THE REQUEST: Leave out any pictures and transcribe all other data below exactly.

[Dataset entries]

_ _ _

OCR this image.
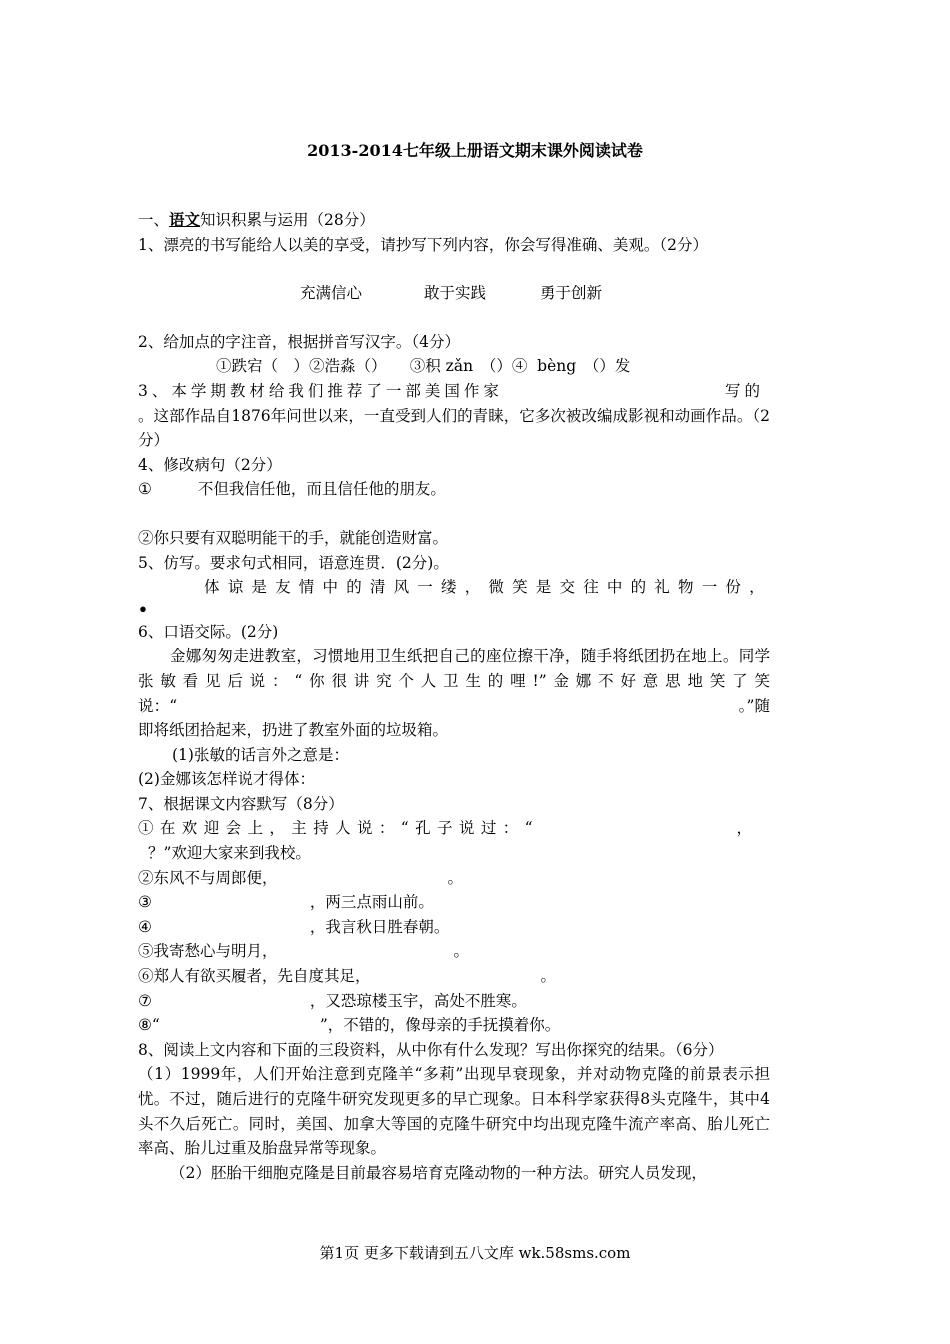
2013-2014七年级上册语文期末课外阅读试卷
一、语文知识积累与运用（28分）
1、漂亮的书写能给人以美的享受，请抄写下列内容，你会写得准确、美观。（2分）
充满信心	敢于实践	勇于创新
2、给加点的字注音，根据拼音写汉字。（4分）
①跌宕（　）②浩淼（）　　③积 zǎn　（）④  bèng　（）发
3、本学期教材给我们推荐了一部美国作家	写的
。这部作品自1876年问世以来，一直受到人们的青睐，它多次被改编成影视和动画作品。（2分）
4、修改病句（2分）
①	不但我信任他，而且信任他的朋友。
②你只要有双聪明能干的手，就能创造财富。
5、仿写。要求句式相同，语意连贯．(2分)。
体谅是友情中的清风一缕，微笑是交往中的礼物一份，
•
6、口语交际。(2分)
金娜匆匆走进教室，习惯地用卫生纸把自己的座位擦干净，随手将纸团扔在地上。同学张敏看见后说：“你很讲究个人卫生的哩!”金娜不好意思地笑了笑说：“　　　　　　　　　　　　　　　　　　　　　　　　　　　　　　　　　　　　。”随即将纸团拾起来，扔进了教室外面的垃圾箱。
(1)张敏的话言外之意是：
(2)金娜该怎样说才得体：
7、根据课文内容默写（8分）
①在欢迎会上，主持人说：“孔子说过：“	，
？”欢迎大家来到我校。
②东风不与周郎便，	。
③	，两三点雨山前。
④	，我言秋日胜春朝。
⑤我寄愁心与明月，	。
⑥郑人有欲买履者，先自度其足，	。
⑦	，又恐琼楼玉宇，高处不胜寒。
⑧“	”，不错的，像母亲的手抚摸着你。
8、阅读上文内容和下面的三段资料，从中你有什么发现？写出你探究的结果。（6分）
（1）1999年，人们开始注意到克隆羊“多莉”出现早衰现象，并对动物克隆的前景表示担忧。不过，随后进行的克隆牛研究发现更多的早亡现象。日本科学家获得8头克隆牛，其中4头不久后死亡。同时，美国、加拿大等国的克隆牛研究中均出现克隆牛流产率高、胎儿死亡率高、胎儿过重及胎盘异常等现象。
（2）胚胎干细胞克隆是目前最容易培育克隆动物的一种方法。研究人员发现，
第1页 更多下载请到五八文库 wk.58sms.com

_ _ _

RESPONSE BELOW:
OCR this image.
2013-2014七年级上册语文期末课外阅读试卷
一、语文知识积累与运用（28分）
1、漂亮的书写能给人以美的享受，请抄写下列内容，你会写得准确、美观。（2分）
充满信心	敢于实践	勇于创新
2、给加点的字注音，根据拼音写汉字。（4分）
①跌宕（　）②浩淼（）　　③积 zǎn　（）④  bèng　（）发
3、本学期教材给我们推荐了一部美国作家	写的
。这部作品自1876年问世以来，一直受到人们的青睐，它多次被改编成影视和动画作品。（2分）
4、修改病句（2分）
①	不但我信任他，而且信任他的朋友。
②你只要有双聪明能干的手，就能创造财富。
5、仿写。要求句式相同，语意连贯．(2分)。
体谅是友情中的清风一缕，微笑是交往中的礼物一份，
•
6、口语交际。(2分)
金娜匆匆走进教室，习惯地用卫生纸把自己的座位擦干净，随手将纸团扔在地上。同学张敏看见后说：“你很讲究个人卫生的哩!”金娜不好意思地笑了笑说：“　　　　　　　　　　　　　　　　　　　　　　　　　　　　　　　　　　　　。”随即将纸团拾起来，扔进了教室外面的垃圾箱。
(1)张敏的话言外之意是：
(2)金娜该怎样说才得体：
7、根据课文内容默写（8分）
①在欢迎会上，主持人说：“孔子说过：“	，
？”欢迎大家来到我校。
②东风不与周郎便，	。
③	，两三点雨山前。
④	，我言秋日胜春朝。
⑤我寄愁心与明月，	。
⑥郑人有欲买履者，先自度其足，	。
⑦	，又恐琼楼玉宇，高处不胜寒。
⑧“	”，不错的，像母亲的手抚摸着你。
8、阅读上文内容和下面的三段资料，从中你有什么发现？写出你探究的结果。（6分）
（1）1999年，人们开始注意到克隆羊“多莉”出现早衰现象，并对动物克隆的前景表示担忧。不过，随后进行的克隆牛研究发现更多的早亡现象。日本科学家获得8头克隆牛，其中4头不久后死亡。同时，美国、加拿大等国的克隆牛研究中均出现克隆牛流产率高、胎儿死亡率高、胎儿过重及胎盘异常等现象。
（2）胚胎干细胞克隆是目前最容易培育克隆动物的一种方法。研究人员发现，
第1页 更多下载请到五八文库 wk.58sms.com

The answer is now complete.